[Prompt 1]:
In the records below, copy out everything from the line containing "Give bounding boxes" down to the line containing "kerning-dropdown[interactable]: 0 (442, 148, 520, 166)", both included, without changing a character.

[Text segment]:
- Film Poster
- Au revoir là-haut
- Directed by: Albert Dupontel
- Written by: Albert Dupontel Pierre Lemaitre
- Based on: Au revoir là-haut by Pierre Lemaitre
- Produced by: Catherine Bozorgan
- Starring: Albert Dupontel Nahuel Pérez Biscayart Laurent Lafitte Niels Arestrup Mélanie Thierry Émilie Dequenne
- Cinematography: Vincent Mathias
- Edited by: Christophe Pinel
- Music by: Christophe Julien
- Production companies: Gaumont Stadenn Prod Manchester Films
- Distributed by: Gaumont
- Release dates: 22 August 2017 (Angoulême); 25 October 2017;
- Running time: 117 min
- Country: France
- Language: French
- Budget: $21.2 million
- Box office: $16.1 million

= See You up There =

See You Up There (Au revoir là-haut) is a 2017 French historical war drama film written and directed by and starring Albert Dupontel, adapted from the 2013 novel The Great Swindle (Au revoir là-haut in French) by Pierre Lemaitre.

==Plot==
In November 1918, a few days before the Armistice, Edouard Péricourt saves Albert Maillard's life. The two men have nothing in common but the war. Lieutenant Pradelle, by ordering a senseless assault, destroys their lives while binding them as companions in misfortune. On the ruins of the carnage of WWI, condemned to live, the two attempt to survive. Thus, as Pradelle is about to make a fortune with the war victims' corpses, Albert and Edouard mount a monumental scam with the bereaved families' commemoration and with a nation's hero worship.

[Task input]:
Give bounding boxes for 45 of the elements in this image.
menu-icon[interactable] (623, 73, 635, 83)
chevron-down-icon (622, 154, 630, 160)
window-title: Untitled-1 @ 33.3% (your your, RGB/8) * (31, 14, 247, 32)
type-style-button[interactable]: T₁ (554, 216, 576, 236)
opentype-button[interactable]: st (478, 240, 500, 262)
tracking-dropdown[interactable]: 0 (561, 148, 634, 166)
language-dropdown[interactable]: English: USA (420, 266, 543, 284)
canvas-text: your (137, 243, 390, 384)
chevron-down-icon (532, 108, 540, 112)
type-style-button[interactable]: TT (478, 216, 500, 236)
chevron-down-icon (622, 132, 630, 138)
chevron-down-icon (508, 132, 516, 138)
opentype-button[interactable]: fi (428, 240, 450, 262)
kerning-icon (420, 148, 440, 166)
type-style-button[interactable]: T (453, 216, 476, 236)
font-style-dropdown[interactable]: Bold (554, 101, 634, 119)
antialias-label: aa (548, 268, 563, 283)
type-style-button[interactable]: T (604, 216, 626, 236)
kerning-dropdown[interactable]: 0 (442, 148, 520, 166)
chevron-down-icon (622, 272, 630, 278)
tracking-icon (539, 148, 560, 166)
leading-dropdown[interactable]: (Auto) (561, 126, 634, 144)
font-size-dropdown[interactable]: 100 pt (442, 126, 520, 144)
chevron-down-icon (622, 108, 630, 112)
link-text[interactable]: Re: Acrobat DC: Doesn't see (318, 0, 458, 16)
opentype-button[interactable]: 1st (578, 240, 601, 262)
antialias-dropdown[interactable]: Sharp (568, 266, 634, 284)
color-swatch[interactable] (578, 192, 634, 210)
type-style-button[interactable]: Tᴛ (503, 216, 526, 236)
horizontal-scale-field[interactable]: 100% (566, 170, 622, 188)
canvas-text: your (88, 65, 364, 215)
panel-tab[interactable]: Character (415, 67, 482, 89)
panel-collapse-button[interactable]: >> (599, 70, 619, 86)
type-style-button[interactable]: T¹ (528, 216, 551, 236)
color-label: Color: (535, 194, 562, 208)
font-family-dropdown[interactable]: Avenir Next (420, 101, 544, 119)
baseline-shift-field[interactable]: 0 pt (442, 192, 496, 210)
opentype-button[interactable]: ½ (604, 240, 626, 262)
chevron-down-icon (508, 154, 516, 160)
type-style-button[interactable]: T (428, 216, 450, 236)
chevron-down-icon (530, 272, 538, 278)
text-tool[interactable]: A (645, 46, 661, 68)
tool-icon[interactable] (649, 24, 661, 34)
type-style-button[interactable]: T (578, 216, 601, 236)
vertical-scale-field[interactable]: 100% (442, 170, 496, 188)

---

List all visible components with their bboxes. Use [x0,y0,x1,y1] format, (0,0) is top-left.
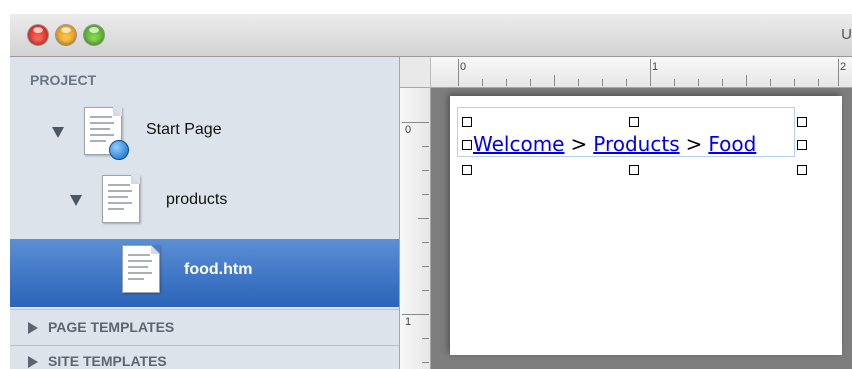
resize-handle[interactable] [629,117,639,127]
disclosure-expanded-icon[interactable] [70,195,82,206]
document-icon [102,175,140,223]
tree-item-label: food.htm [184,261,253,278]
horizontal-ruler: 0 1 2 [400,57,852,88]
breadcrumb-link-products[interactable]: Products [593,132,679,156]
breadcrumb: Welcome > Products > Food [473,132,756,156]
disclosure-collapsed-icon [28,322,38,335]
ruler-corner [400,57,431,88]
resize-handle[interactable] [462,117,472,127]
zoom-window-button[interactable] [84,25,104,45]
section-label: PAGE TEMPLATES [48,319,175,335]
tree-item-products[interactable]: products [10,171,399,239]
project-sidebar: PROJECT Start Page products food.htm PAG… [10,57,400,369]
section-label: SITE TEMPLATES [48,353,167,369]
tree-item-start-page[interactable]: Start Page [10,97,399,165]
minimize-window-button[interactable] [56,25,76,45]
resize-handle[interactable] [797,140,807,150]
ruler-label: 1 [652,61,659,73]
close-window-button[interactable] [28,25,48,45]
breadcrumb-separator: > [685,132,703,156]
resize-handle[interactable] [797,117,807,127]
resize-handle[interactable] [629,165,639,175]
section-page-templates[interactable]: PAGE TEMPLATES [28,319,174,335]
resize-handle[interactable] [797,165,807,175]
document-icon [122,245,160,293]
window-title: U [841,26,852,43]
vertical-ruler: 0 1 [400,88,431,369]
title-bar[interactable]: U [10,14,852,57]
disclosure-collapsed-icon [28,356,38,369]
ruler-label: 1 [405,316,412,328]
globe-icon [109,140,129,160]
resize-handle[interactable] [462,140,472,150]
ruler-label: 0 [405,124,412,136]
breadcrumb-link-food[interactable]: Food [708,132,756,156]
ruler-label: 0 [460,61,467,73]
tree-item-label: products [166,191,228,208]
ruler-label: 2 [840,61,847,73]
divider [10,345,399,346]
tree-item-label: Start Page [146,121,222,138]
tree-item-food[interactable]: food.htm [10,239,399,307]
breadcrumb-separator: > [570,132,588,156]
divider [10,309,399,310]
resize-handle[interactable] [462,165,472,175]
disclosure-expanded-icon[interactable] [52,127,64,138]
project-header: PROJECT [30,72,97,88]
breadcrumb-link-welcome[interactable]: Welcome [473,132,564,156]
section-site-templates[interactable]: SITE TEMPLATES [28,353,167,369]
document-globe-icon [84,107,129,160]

...

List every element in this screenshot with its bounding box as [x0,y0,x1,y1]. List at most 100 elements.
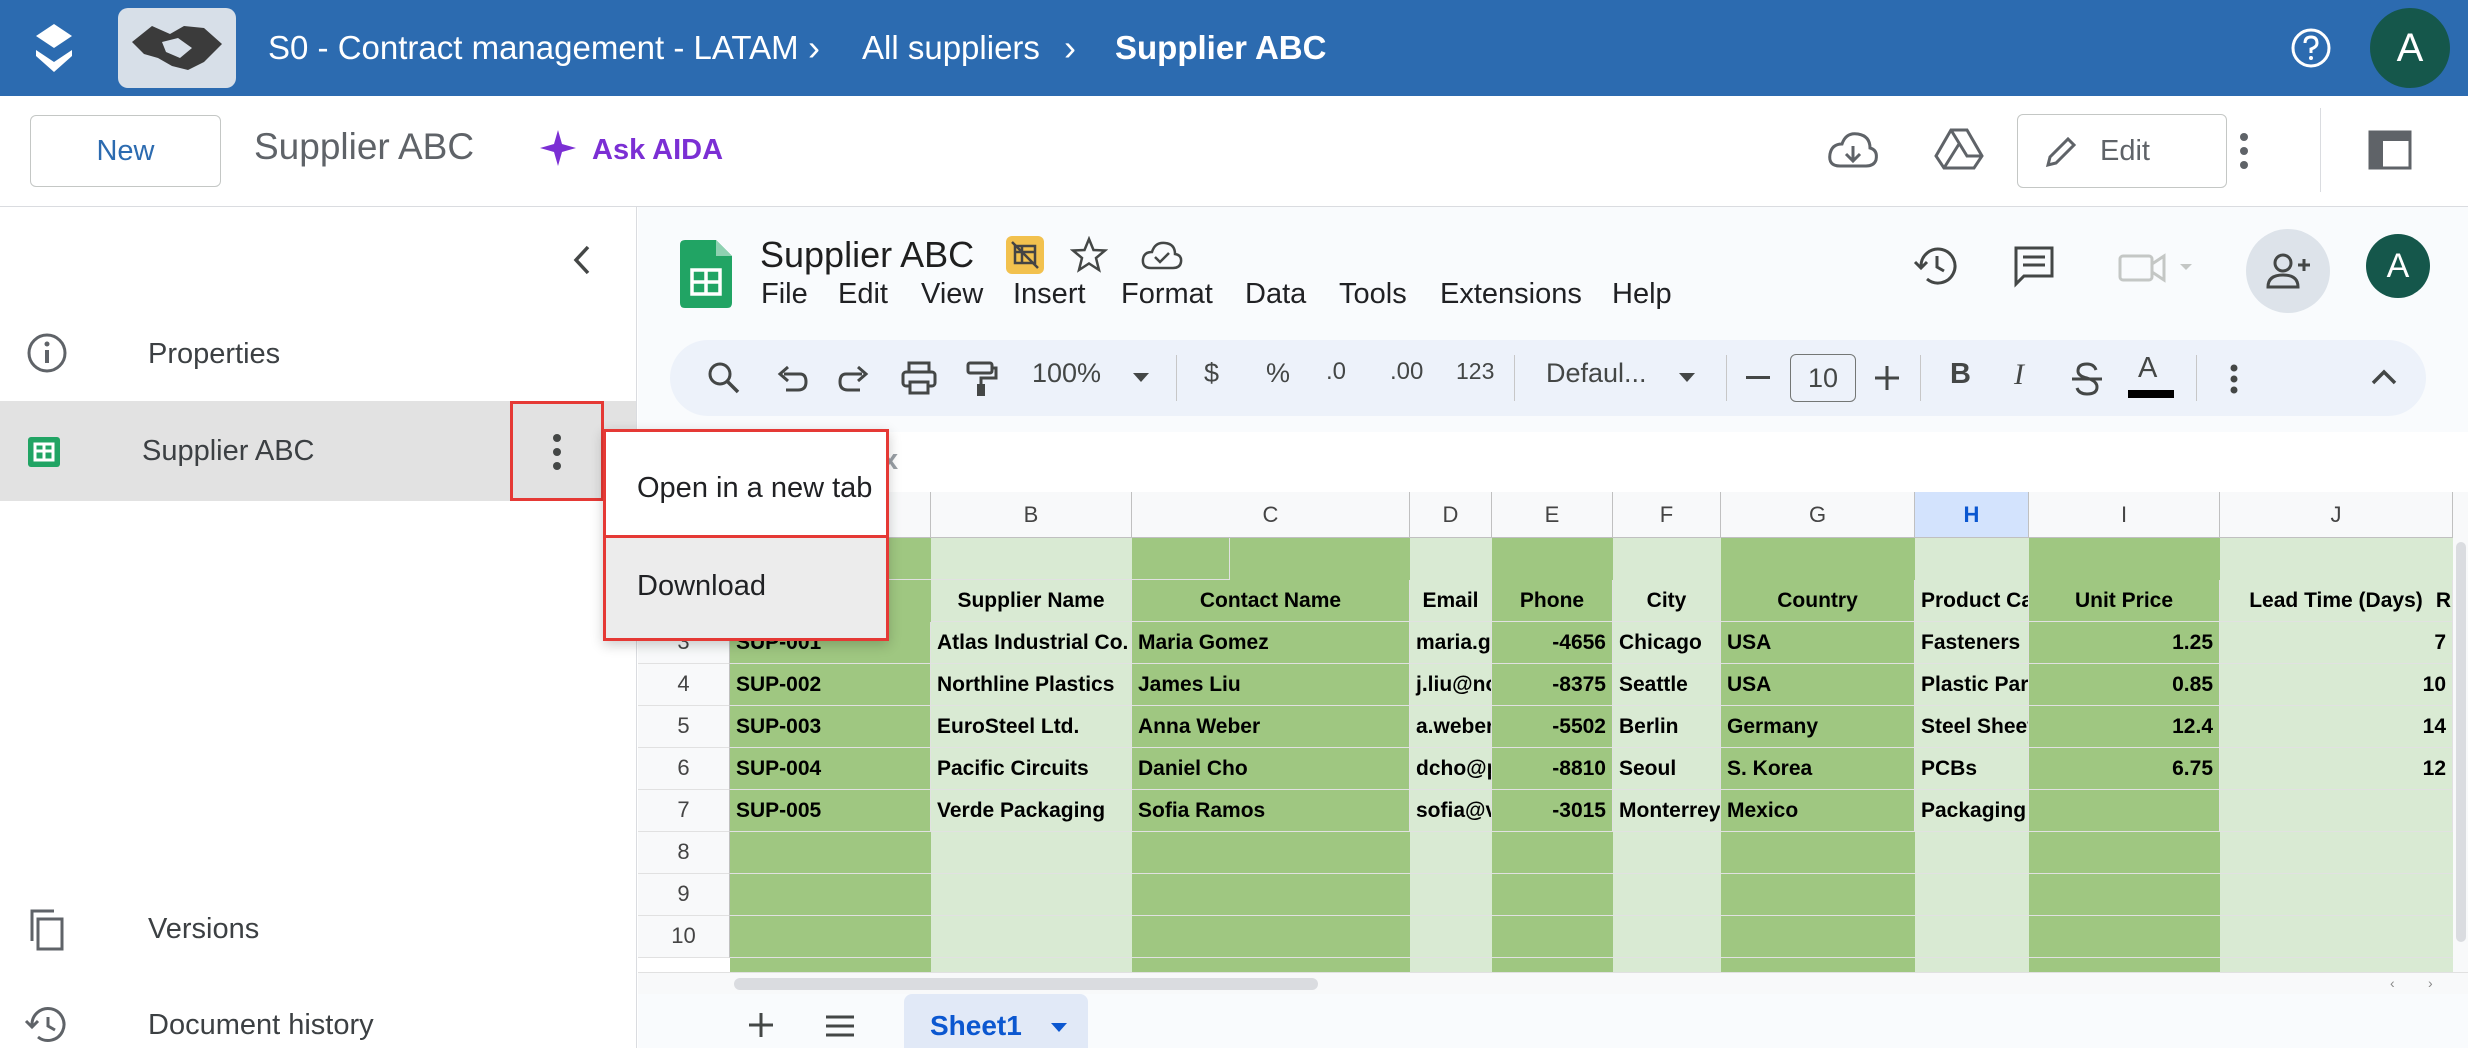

[Prompt 2]:
Answer these questions from the film article:
(a) Who edited the film?
(b) In what month and year does the plot begin?
(c) In what year was the novel the film adapts published?

[Response 1]:
Give bounding boxes for 45 of the elements in this image.
menu-icon[interactable] (623, 73, 635, 83)
chevron-down-icon (622, 154, 630, 160)
window-title: Untitled-1 @ 33.3% (your your, RGB/8) * (31, 14, 247, 32)
type-style-button[interactable]: T₁ (554, 216, 576, 236)
opentype-button[interactable]: st (478, 240, 500, 262)
tracking-dropdown[interactable]: 0 (561, 148, 634, 166)
language-dropdown[interactable]: English: USA (420, 266, 543, 284)
canvas-text: your (137, 243, 390, 384)
chevron-down-icon (532, 108, 540, 112)
type-style-button[interactable]: TT (478, 216, 500, 236)
chevron-down-icon (622, 132, 630, 138)
chevron-down-icon (508, 132, 516, 138)
opentype-button[interactable]: fi (428, 240, 450, 262)
kerning-icon (420, 148, 440, 166)
type-style-button[interactable]: T (453, 216, 476, 236)
font-style-dropdown[interactable]: Bold (554, 101, 634, 119)
antialias-label: aa (548, 268, 563, 283)
type-style-button[interactable]: T (604, 216, 626, 236)
kerning-dropdown[interactable]: 0 (442, 148, 520, 166)

[Response 2]:
(a) Christophe Pinel
(b) November 1918
(c) 2013